# What to do
Single out the lines of the material that contain "balconies" and copy them.

(Stored records)
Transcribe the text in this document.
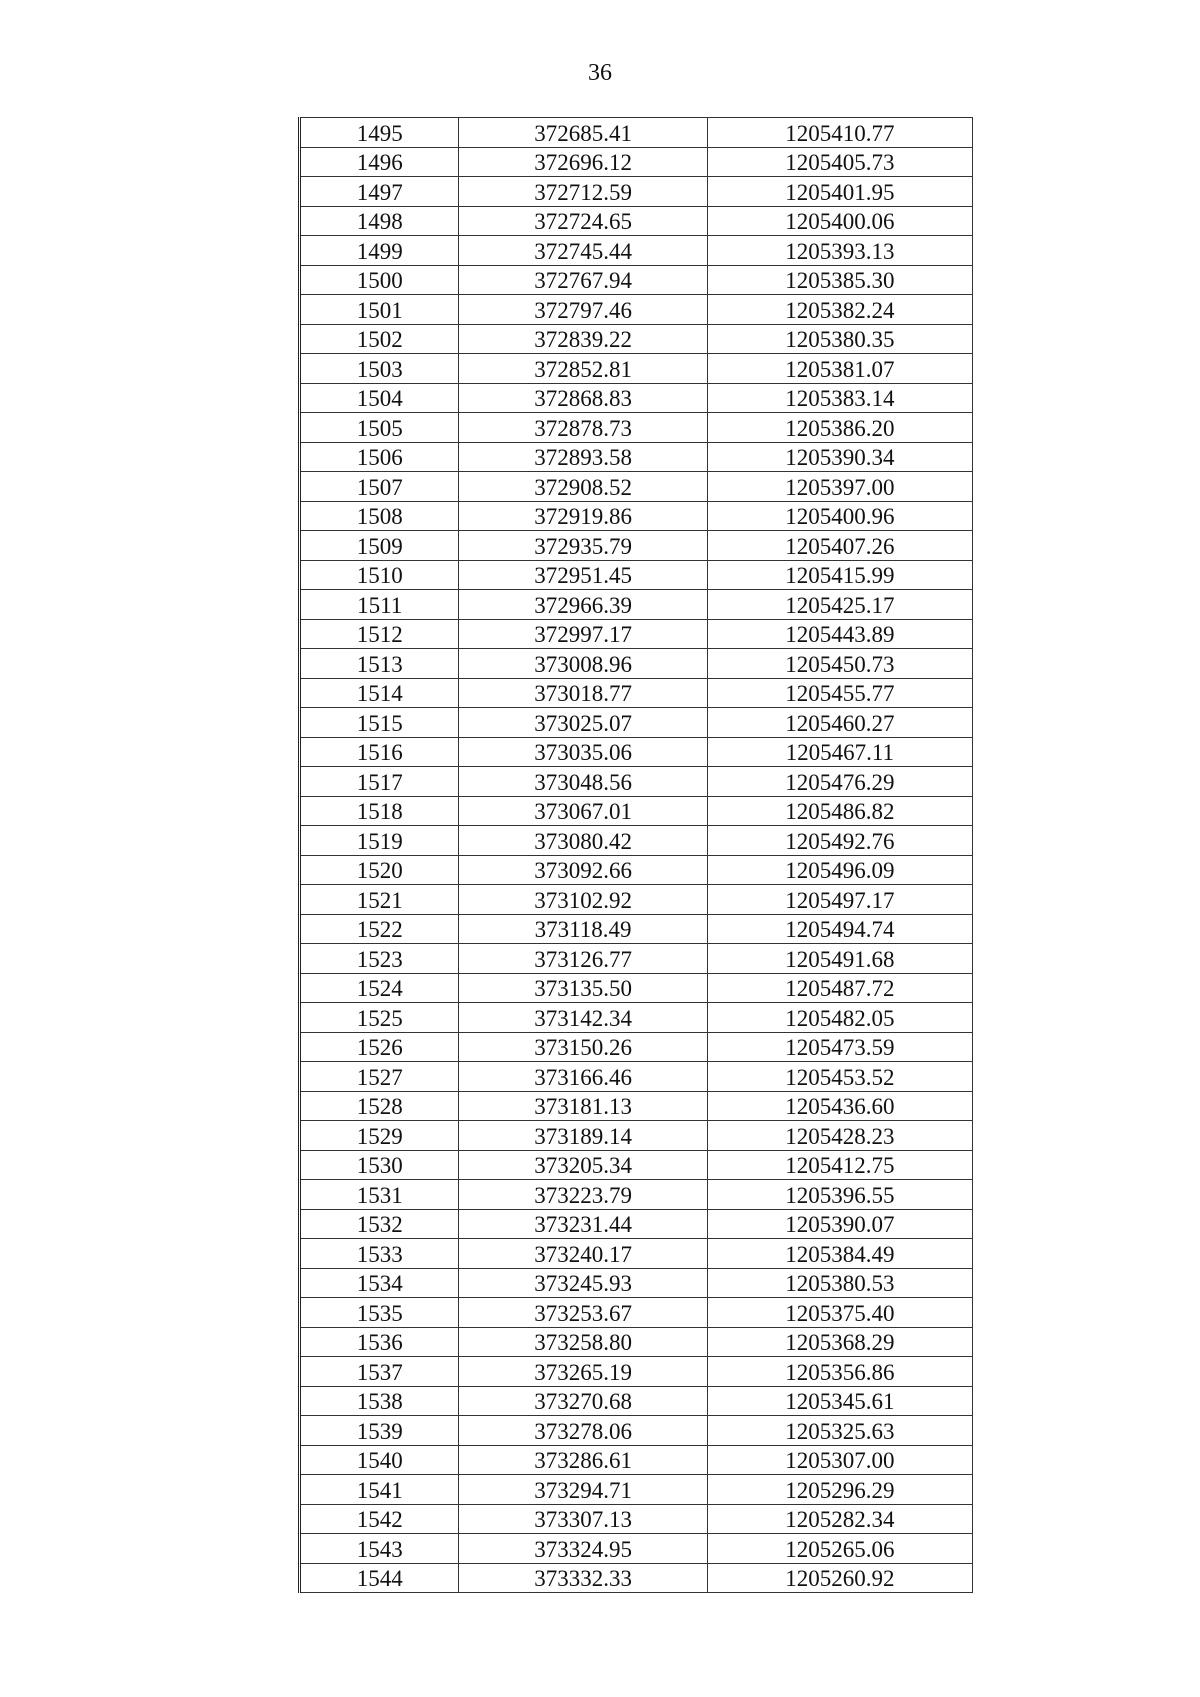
36
1495	372685.41	1205410.77
1496	372696.12	1205405.73
1497	372712.59	1205401.95
1498	372724.65	1205400.06
1499	372745.44	1205393.13
1500	372767.94	1205385.30
1501	372797.46	1205382.24
1502	372839.22	1205380.35
1503	372852.81	1205381.07
1504	372868.83	1205383.14
1505	372878.73	1205386.20
1506	372893.58	1205390.34
1507	372908.52	1205397.00
1508	372919.86	1205400.96
1509	372935.79	1205407.26
1510	372951.45	1205415.99
1511	372966.39	1205425.17
1512	372997.17	1205443.89
1513	373008.96	1205450.73
1514	373018.77	1205455.77
1515	373025.07	1205460.27
1516	373035.06	1205467.11
1517	373048.56	1205476.29
1518	373067.01	1205486.82
1519	373080.42	1205492.76
1520	373092.66	1205496.09
1521	373102.92	1205497.17
1522	373118.49	1205494.74
1523	373126.77	1205491.68
1524	373135.50	1205487.72
1525	373142.34	1205482.05
1526	373150.26	1205473.59
1527	373166.46	1205453.52
1528	373181.13	1205436.60
1529	373189.14	1205428.23
1530	373205.34	1205412.75
1531	373223.79	1205396.55
1532	373231.44	1205390.07
1533	373240.17	1205384.49
1534	373245.93	1205380.53
1535	373253.67	1205375.40
1536	373258.80	1205368.29
1537	373265.19	1205356.86
1538	373270.68	1205345.61
1539	373278.06	1205325.63
1540	373286.61	1205307.00
1541	373294.71	1205296.29
1542	373307.13	1205282.34
1543	373324.95	1205265.06
1544	373332.33	1205260.92
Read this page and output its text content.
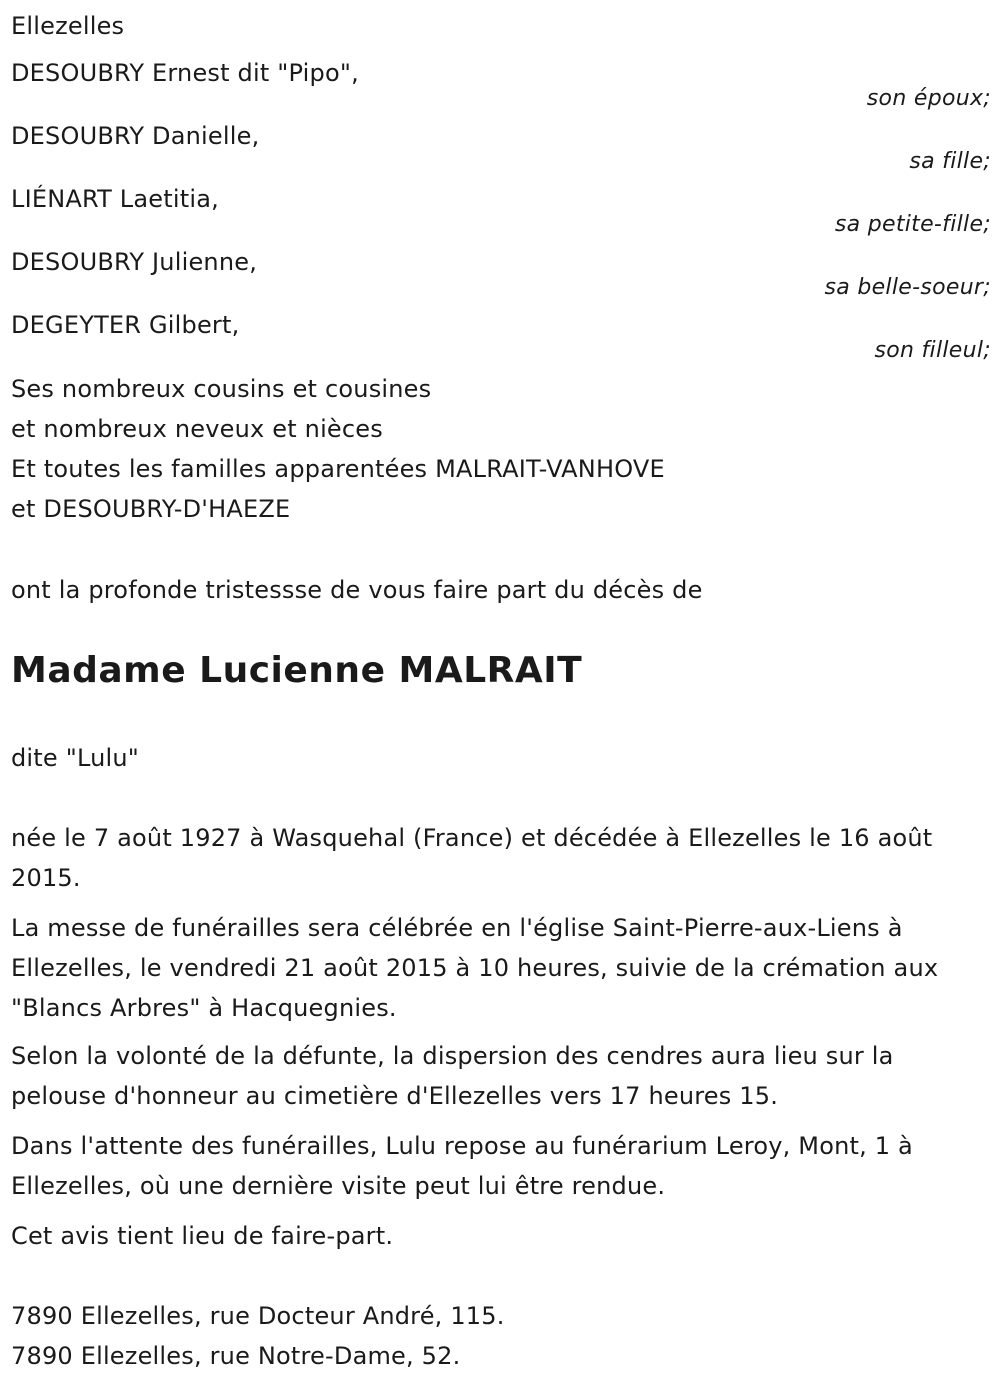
Ellezelles
DESOUBRY Ernest dit "Pipo",
son époux;
DESOUBRY Danielle,
sa fille;
LIÉNART Laetitia,
sa petite-fille;
DESOUBRY Julienne,
sa belle-soeur;
DEGEYTER Gilbert,
son filleul;
Ses nombreux cousins et cousines
et nombreux neveux et nièces
Et toutes les familles apparentées MALRAIT-VANHOVE
et DESOUBRY-D'HAEZE
ont la profonde tristessse de vous faire part du décès de
Madame Lucienne MALRAIT
dite "Lulu"
née le 7 août 1927 à Wasquehal (France) et décédée à Ellezelles le 16 août 2015.
La messe de funérailles sera célébrée en l'église Saint-Pierre-aux-Liens à Ellezelles, le vendredi 21 août 2015 à 10 heures, suivie de la crémation aux "Blancs Arbres" à Hacquegnies.
Selon la volonté de la défunte, la dispersion des cendres aura lieu sur la pelouse d'honneur au cimetière d'Ellezelles vers 17 heures 15.
Dans l'attente des funérailles, Lulu repose au funérarium Leroy, Mont, 1 à Ellezelles, où une dernière visite peut lui être rendue.
Cet avis tient lieu de faire-part.
7890 Ellezelles, rue Docteur André, 115.
7890 Ellezelles, rue Notre-Dame, 52.
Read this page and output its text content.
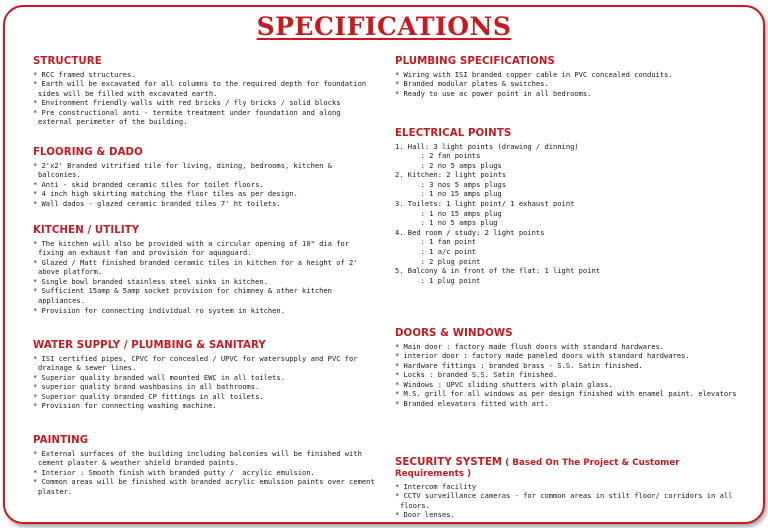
SPECIFICATIONS
STRUCTURE
* RCC framed structures.
* Earth will be excavated for all columns to the required depth for foundation sides will be filled with excavated earth.
* Environment friendly walls with red bricks / fly bricks / solid blocks
* Pre constructional anti - termite treatment under foundation and along external perimeter of the building.
FLOORING & DADO
* 2'x2' Branded vitrified tile for living, dining, bedrooms, kitchen & balconies.
* Anti - skid branded ceramic tiles for toilet floors.
* 4 inch high skirting matching the floor tiles as per design.
* Wall dados - glazed ceramic branded tiles 7' ht toilets.
KITCHEN / UTILITY
* The kitchen will also be provided with a circular opening of 10" dia for fixing an exhaust fan and provision for aquaguard.
* Glazed / Matt finished branded ceramic tiles in kitchen for a height of 2' above platform.
* Single bowl branded stainless steel sinks in kitchen.
* Sufficient 15amp & 5amp socket provision for chimney & other kitchen appliances.
* Provision for connecting individual ro system in kitchen.
WATER SUPPLY / PLUMBING & SANITARY
* ISI certified pipes, CPVC for concealed / UPVC for watersupply and PVC for drainage & sewer lines.
* Superior quality branded wall mounted EWC in all toilets.
* superior quality brand washbasins in all bathrooms.
* Superior quality branded CP fittings in all toilets.
* Provision for connecting washing machine.
PAINTING
* External surfaces of the building including balconies will be finished with cement plaster & weather shield branded paints.
* Interior : Smooth finish with branded putty /  acrylic emulsion.
* Common areas will be finished with branded acrylic emulsion paints over cement plaster.
PLUMBING SPECIFICATIONS
* Wiring with ISI branded copper cable in PVC concealed conduits.
* Branded modular plates & switches.
* Ready to use ac power point in all bedrooms.
ELECTRICAL POINTS
1. Hall: 3 light points (drawing / dinning)
: 2 fan points
: 2 no 5 amps plugs
2. Kitchen: 2 light points
: 3 nos 5 amps plugs
: 1 no 15 amps plug
3. Toilets: 1 light point/ 1 exhaust point
: 1 no 15 amps plug
: 1 no 5 amps plug
4. Bed room / study: 2 light points
: 1 fan point
: 1 a/c point
: 2 plug point
5. Balcony & in front of the flat: 1 light point
: 1 plug point
DOORS & WINDOWS
* Main door : factory made flush doors with standard hardwares.
* interior door : factory made paneled doors with standard hardwares.
* Hardware fittings : branded brass - S.S. Satin finished.
* Locks : branded S.S. Satin finished.
* Windows : UPVC sliding shutters with plain glass.
* M.S. grill for all windows as per design finished with enamel paint. elevators
* Branded elevators fitted with art.
SECURITY SYSTEM ( Based On The Project & Customer Requirements )
* Intercom facility
* CCTV surveillance cameras - for common areas in stilt floor/ corridors in all floors.
* Door lenses.
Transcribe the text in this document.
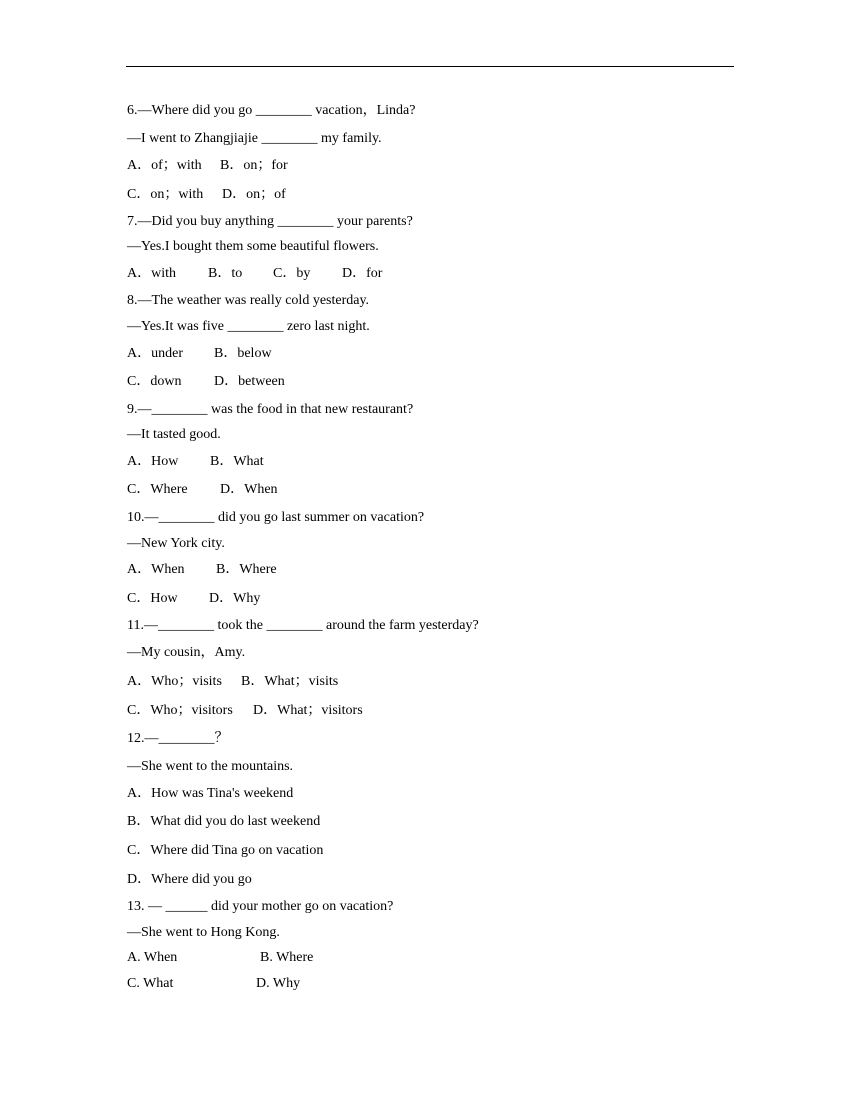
6.—Where did you go ________ vacation，Linda?
—I went to Zhangjiajie ________ my family.
A．of；with B．on；for
C．on；with D．on；of
7.—Did you buy anything ________ your parents?
—Yes.I bought them some beautiful flowers.
A．with B．to C．by D．for
8.—The weather was really cold yesterday.
—Yes.It was five ________ zero last night.
A．under B．below
C．down D．between
9.—________ was the food in that new restaurant?
—It tasted good.
A．How B．What
C．Where D．When
10.—________ did you go last summer on vacation?
—New York city.
A．When B．Where
C．How D．Why
11.—________ took the ________ around the farm yesterday?
—My cousin，Amy.
A．Who；visits B．What；visits
C．Who；visitors D．What；visitors
12.—________？
—She went to the mountains.
A．How was Tina's weekend
B．What did you do last weekend
C．Where did Tina go on vacation
D．Where did you go
13. — ______ did your mother go on vacation?
—She went to Hong Kong.
A. When	B. Where
C. What	D. Why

# Task output
* 2'x2' Branded vitrified tile for living, dining, bedrooms, kitchen & balconies.
* External surfaces of the building including balconies will be finished with cement plaster & weather shield branded paints.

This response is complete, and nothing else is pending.